Exercise details. Identify every line in the entries that contains the string "kiint", and copy each of those lines.

====== Extracted information ======

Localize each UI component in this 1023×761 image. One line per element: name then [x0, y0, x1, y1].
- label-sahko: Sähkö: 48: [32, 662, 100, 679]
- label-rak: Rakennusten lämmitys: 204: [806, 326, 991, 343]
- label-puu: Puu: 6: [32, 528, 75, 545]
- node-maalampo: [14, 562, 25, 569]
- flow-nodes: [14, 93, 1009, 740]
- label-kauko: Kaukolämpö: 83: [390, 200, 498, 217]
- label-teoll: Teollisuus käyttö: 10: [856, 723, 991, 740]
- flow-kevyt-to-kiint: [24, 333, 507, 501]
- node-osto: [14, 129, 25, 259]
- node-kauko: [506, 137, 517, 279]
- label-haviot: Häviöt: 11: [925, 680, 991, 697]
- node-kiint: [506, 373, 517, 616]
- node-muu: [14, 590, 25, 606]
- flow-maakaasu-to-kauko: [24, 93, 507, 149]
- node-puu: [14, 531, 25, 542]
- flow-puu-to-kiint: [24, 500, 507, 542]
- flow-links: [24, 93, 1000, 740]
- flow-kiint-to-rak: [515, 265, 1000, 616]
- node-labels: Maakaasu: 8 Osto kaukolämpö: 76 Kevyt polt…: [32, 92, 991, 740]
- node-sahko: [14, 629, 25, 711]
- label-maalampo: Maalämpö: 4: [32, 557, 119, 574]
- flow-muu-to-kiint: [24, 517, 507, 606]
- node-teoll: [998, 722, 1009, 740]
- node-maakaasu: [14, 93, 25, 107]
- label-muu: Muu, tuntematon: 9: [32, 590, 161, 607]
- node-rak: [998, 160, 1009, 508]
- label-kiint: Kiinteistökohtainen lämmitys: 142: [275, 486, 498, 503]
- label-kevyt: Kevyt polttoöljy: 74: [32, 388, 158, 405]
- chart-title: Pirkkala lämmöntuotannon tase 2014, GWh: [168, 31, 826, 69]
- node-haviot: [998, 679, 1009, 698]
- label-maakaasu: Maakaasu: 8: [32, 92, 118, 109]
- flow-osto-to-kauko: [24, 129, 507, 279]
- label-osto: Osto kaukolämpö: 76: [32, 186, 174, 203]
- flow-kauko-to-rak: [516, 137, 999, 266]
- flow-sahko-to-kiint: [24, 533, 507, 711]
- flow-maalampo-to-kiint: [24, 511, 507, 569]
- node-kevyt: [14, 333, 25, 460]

======

Task answer.
- flow-kevyt-to-kiint: [24, 333, 507, 501]
- node-kiint: [506, 373, 517, 616]
- flow-puu-to-kiint: [24, 500, 507, 542]
- flow-kiint-to-rak: [515, 265, 1000, 616]
- flow-muu-to-kiint: [24, 517, 507, 606]
- label-kiint: Kiinteistökohtainen lämmitys: 142: [275, 486, 498, 503]
- flow-sahko-to-kiint: [24, 533, 507, 711]
- flow-maalampo-to-kiint: [24, 511, 507, 569]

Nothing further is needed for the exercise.